[Task to carry out]:
Skip every picture, and output exactly the lines starting at the one with "Output the text content of this document." and running through the last line of the material below.

(Items from a data source)

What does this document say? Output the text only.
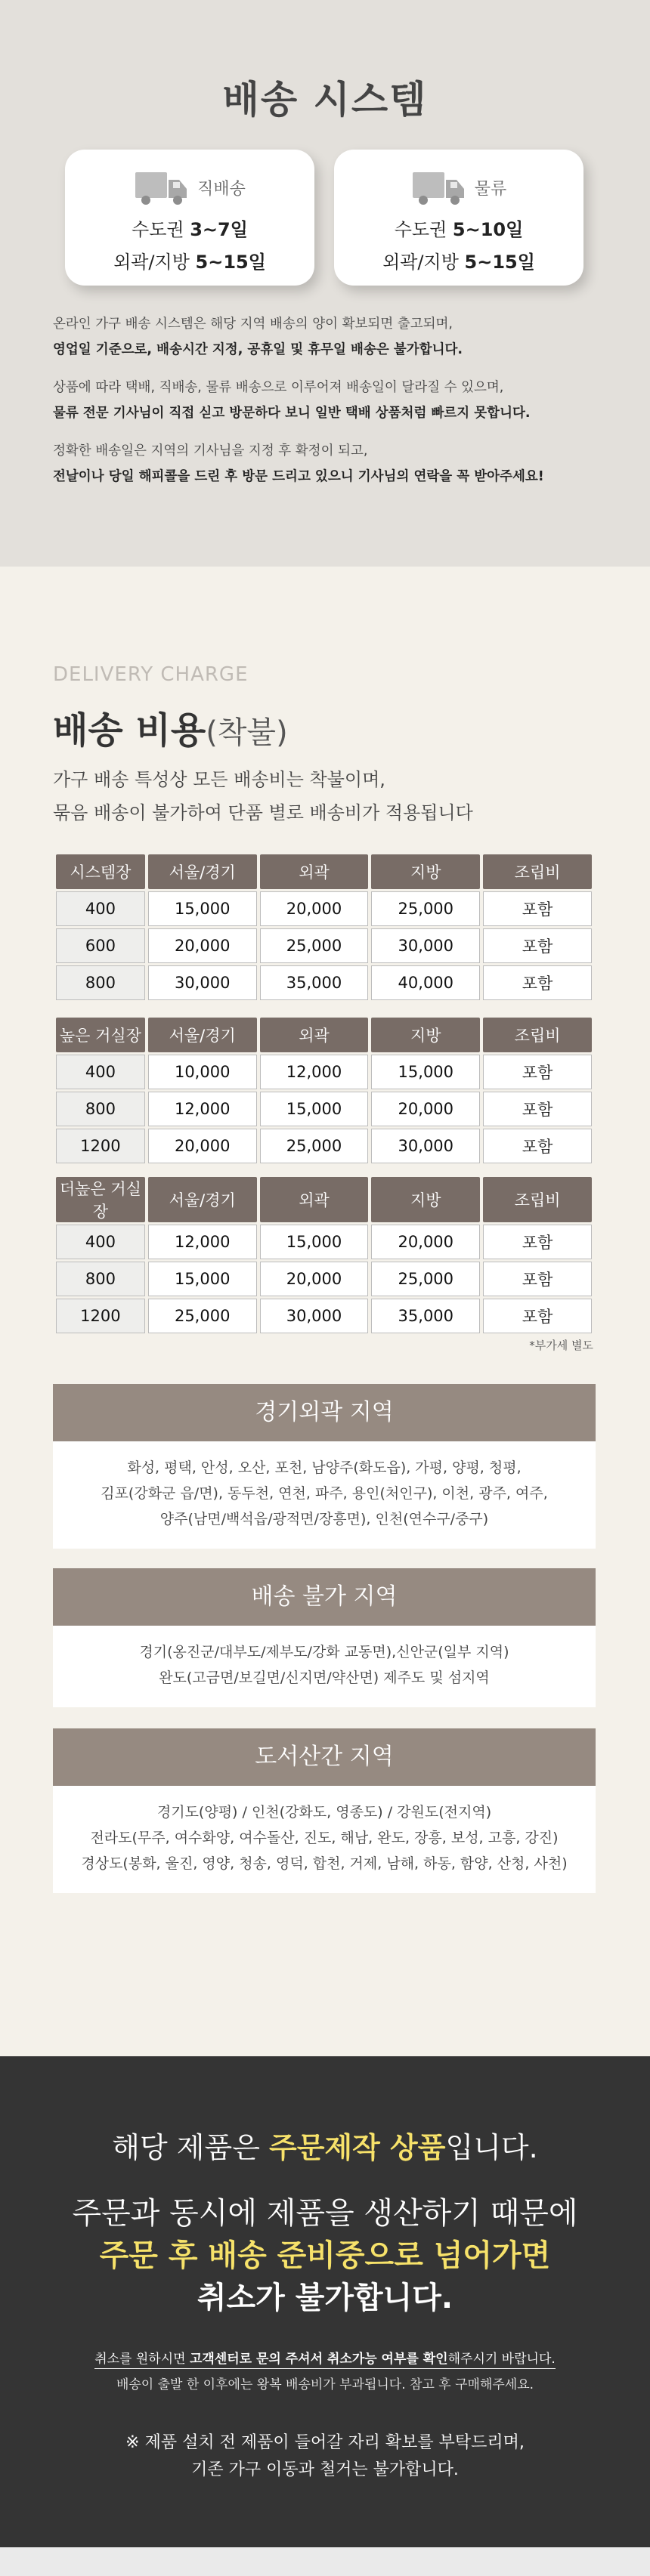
배송 시스템
직배송
수도권 3~7일
외곽/지방 5~15일
물류
수도권 5~10일
외곽/지방 5~15일
온라인 가구 배송 시스템은 해당 지역 배송의 양이 확보되면 출고되며,
영업일 기준으로, 배송시간 지정, 공휴일 및 휴무일 배송은 불가합니다.
상품에 따라 택배, 직배송, 물류 배송으로 이루어져 배송일이 달라질 수 있으며,
물류 전문 기사님이 직접 싣고 방문하다 보니 일반 택배 상품처럼 빠르지 못합니다.
정확한 배송일은 지역의 기사님을 지정 후 확정이 되고,
전날이나 당일 해피콜을 드린 후 방문 드리고 있으니 기사님의 연락을 꼭 받아주세요!
DELIVERY CHARGE
배송 비용(착불)
가구 배송 특성상 모든 배송비는 착불이며,
묶음 배송이 불가하여 단품 별로 배송비가 적용됩니다
시스템장	서울/경기	외곽	지방	조립비
400	15,000	20,000	25,000	포함
600	20,000	25,000	30,000	포함
800	30,000	35,000	40,000	포함
높은 거실장	서울/경기	외곽	지방	조립비
400	10,000	12,000	15,000	포함
800	12,000	15,000	20,000	포함
1200	20,000	25,000	30,000	포함
더높은 거실장	서울/경기	외곽	지방	조립비
400	12,000	15,000	20,000	포함
800	15,000	20,000	25,000	포함
1200	25,000	30,000	35,000	포함
*부가세 별도
경기외곽 지역
화성, 평택, 안성, 오산, 포천, 남양주(화도읍), 가평, 양평, 청평,
김포(강화군 읍/면), 동두천, 연천, 파주, 용인(처인구), 이천, 광주, 여주,
양주(남면/백석읍/광적면/장흥면), 인천(연수구/중구)
배송 불가 지역
경기(옹진군/대부도/제부도/강화 교동면),신안군(일부 지역)
완도(고금면/보길면/신지면/약산면) 제주도 및 섬지역
도서산간 지역
경기도(양평) / 인천(강화도, 영종도) / 강원도(전지역)
전라도(무주, 여수화양, 여수돌산, 진도, 해남, 완도, 장흥, 보성, 고흥, 강진)
경상도(봉화, 울진, 영양, 청송, 영덕, 합천, 거제, 남해, 하동, 함양, 산청, 사천)
해당 제품은 주문제작 상품입니다.
주문과 동시에 제품을 생산하기 때문에
주문 후 배송 준비중으로 넘어가면
취소가 불가합니다.
취소를 원하시면 고객센터로 문의 주셔서 취소가능 여부를 확인해주시기 바랍니다.
배송이 출발 한 이후에는 왕복 배송비가 부과됩니다. 참고 후 구매해주세요.
※ 제품 설치 전 제품이 들어갈 자리 확보를 부탁드리며,
기존 가구 이동과 철거는 불가합니다.
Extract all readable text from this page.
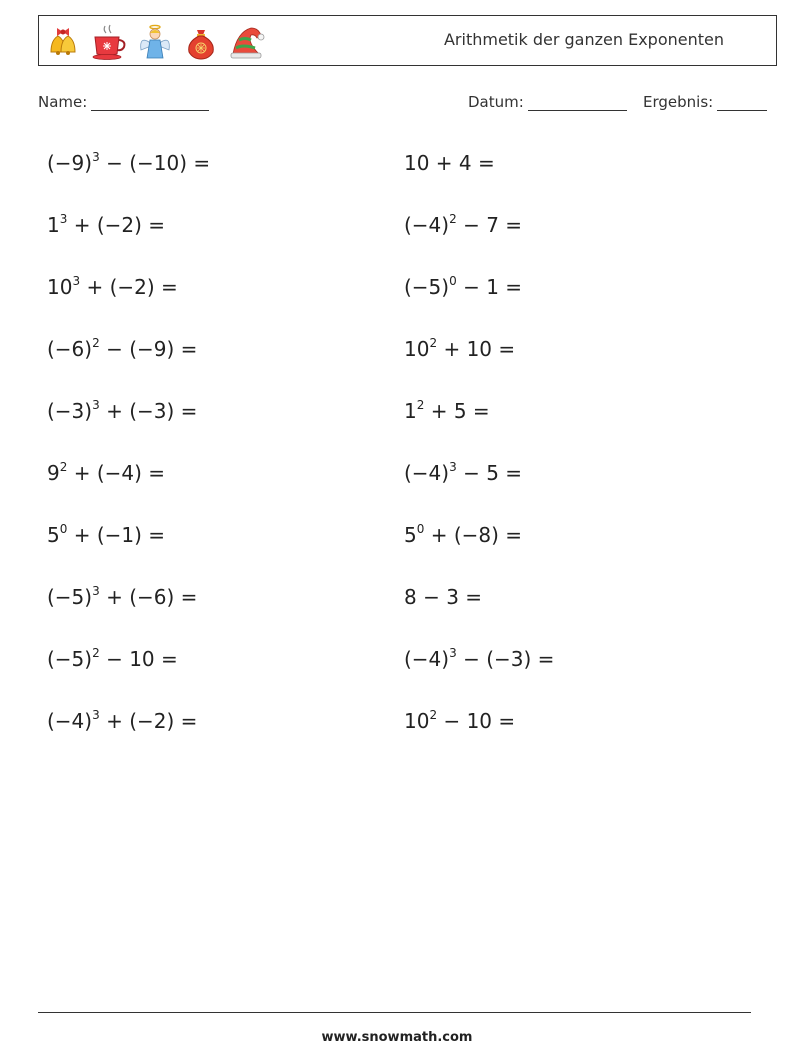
Arithmetik der ganzen Exponenten
Name:	Datum:	Ergebnis:
$(-9)^3 - (-10)$ =
$1^3 + (-2)$ =
$10^3 + (-2)$ =
$(-6)^2 - (-9)$ =
$(-3)^3 + (-3)$ =
$9^2 + (-4)$ =
$5^0 + (-1)$ =
$(-5)^3 + (-6)$ =
$(-5)^2 - 10$ =
$(-4)^3 + (-2)$ =
10 + 4 =
$(-4)^2 - 7$ =
$(-5)^0 - 1$ =
$10^2 + 10$ =
$1^2 + 5$ =
$(-4)^3 - 5$ =
$5^0 + (-8)$ =
8 − 3 =
$(-4)^3 - (-3)$ =
$10^2 - 10$ =
www.snowmath.com
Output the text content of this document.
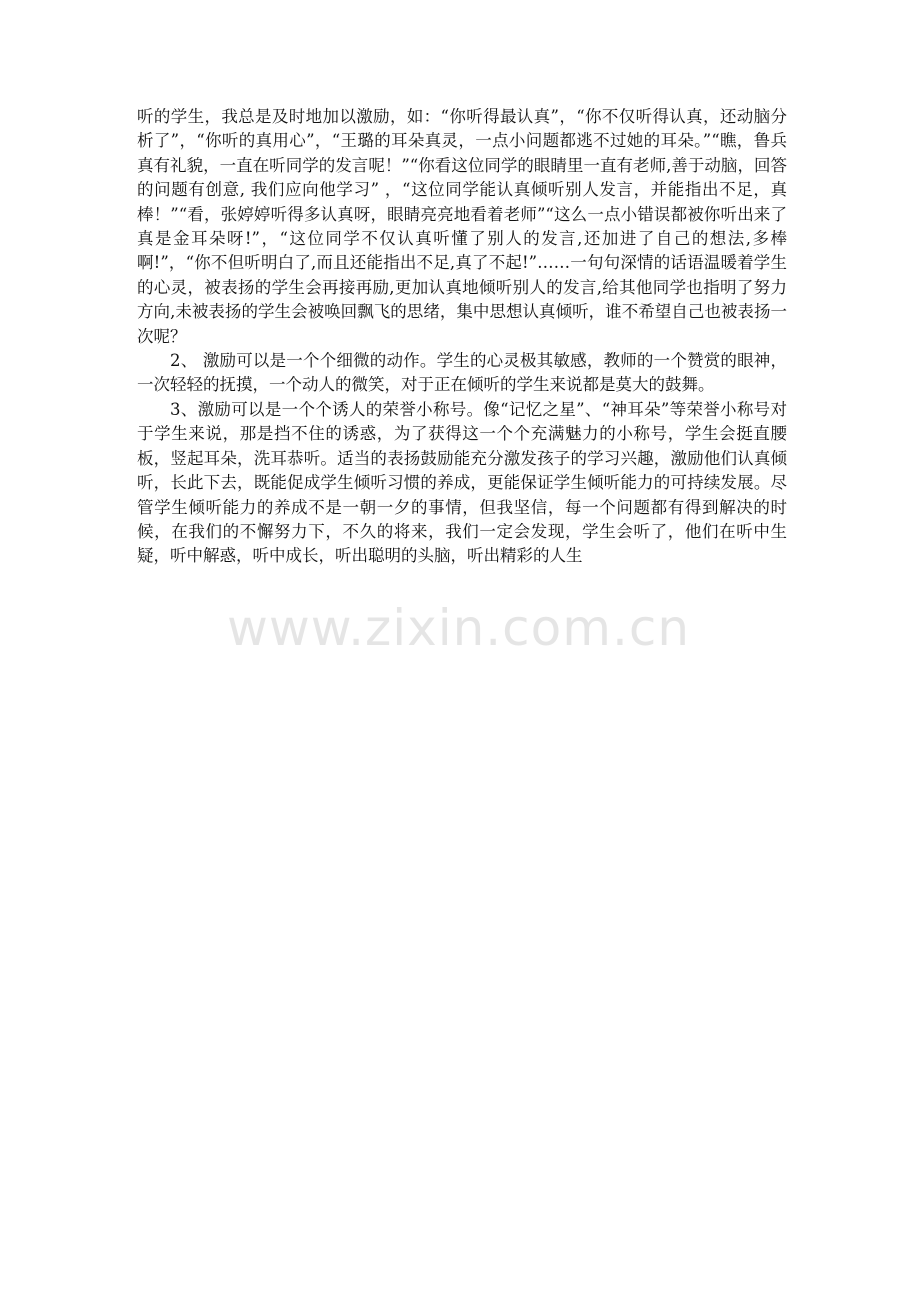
听的学生，我总是及时地加以激励，如：“你听得最认真”，“你不仅听得认真，还动脑分析了”，“你听的真用心”，“王璐的耳朵真灵，一点小问题都逃不过她的耳朵。”“瞧，鲁兵真有礼貌，一直在听同学的发言呢！”“你看这位同学的眼睛里一直有老师,善于动脑，回答的问题有创意, 我们应向他学习” ，“这位同学能认真倾听别人发言，并能指出不足，真棒！”“看，张婷婷听得多认真呀，眼睛亮亮地看着老师”“这么一点小错误都被你听出来了真是金耳朵呀!”，“这位同学不仅认真听懂了别人的发言,还加进了自己的想法,多棒啊!”，“你不但听明白了,而且还能指出不足,真了不起!”……一句句深情的话语温暖着学生的心灵，被表扬的学生会再接再励,更加认真地倾听别人的发言,给其他同学也指明了努力方向,未被表扬的学生会被唤回飘飞的思绪，集中思想认真倾听，谁不希望自己也被表扬一次呢？

2、 激励可以是一个个细微的动作。学生的心灵极其敏感，教师的一个赞赏的眼神，一次轻轻的抚摸，一个动人的微笑，对于正在倾听的学生来说都是莫大的鼓舞。

3、激励可以是一个个诱人的荣誉小称号。像“记忆之星”、“神耳朵”等荣誉小称号对于学生来说，那是挡不住的诱惑，为了获得这一个个充满魅力的小称号，学生会挺直腰板，竖起耳朵，洗耳恭听。适当的表扬鼓励能充分激发孩子的学习兴趣，激励他们认真倾听，长此下去，既能促成学生倾听习惯的养成，更能保证学生倾听能力的可持续发展。尽管学生倾听能力的养成不是一朝一夕的事情，但我坚信，每一个问题都有得到解决的时候，在我们的不懈努力下，不久的将来，我们一定会发现，学生会听了，他们在听中生疑，听中解惑，听中成长，听出聪明的头脑，听出精彩的人生

www.zixin.com.cn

[Solution below]:
Output the text content of this document.
听的学生，我总是及时地加以激励，如：“你听得最认真”，“你不仅听得认真，还动脑分析了”，“你听的真用心”，“王璐的耳朵真灵，一点小问题都逃不过她的耳朵。”“瞧，鲁兵真有礼貌，一直在听同学的发言呢！”“你看这位同学的眼睛里一直有老师,善于动脑，回答的问题有创意, 我们应向他学习” ，“这位同学能认真倾听别人发言，并能指出不足，真棒！”“看，张婷婷听得多认真呀，眼睛亮亮地看着老师”“这么一点小错误都被你听出来了真是金耳朵呀!”，“这位同学不仅认真听懂了别人的发言,还加进了自己的想法,多棒啊!”，“你不但听明白了,而且还能指出不足,真了不起!”……一句句深情的话语温暖着学生的心灵，被表扬的学生会再接再励,更加认真地倾听别人的发言,给其他同学也指明了努力方向,未被表扬的学生会被唤回飘飞的思绪，集中思想认真倾听，谁不希望自己也被表扬一次呢？

2、 激励可以是一个个细微的动作。学生的心灵极其敏感，教师的一个赞赏的眼神，一次轻轻的抚摸，一个动人的微笑，对于正在倾听的学生来说都是莫大的鼓舞。

3、激励可以是一个个诱人的荣誉小称号。像“记忆之星”、“神耳朵”等荣誉小称号对于学生来说，那是挡不住的诱惑，为了获得这一个个充满魅力的小称号，学生会挺直腰板，竖起耳朵，洗耳恭听。适当的表扬鼓励能充分激发孩子的学习兴趣，激励他们认真倾听，长此下去，既能促成学生倾听习惯的养成，更能保证学生倾听能力的可持续发展。尽管学生倾听能力的养成不是一朝一夕的事情，但我坚信，每一个问题都有得到解决的时候，在我们的不懈努力下，不久的将来，我们一定会发现，学生会听了，他们在听中生疑，听中解惑，听中成长，听出聪明的头脑，听出精彩的人生

www.zixin.com.cn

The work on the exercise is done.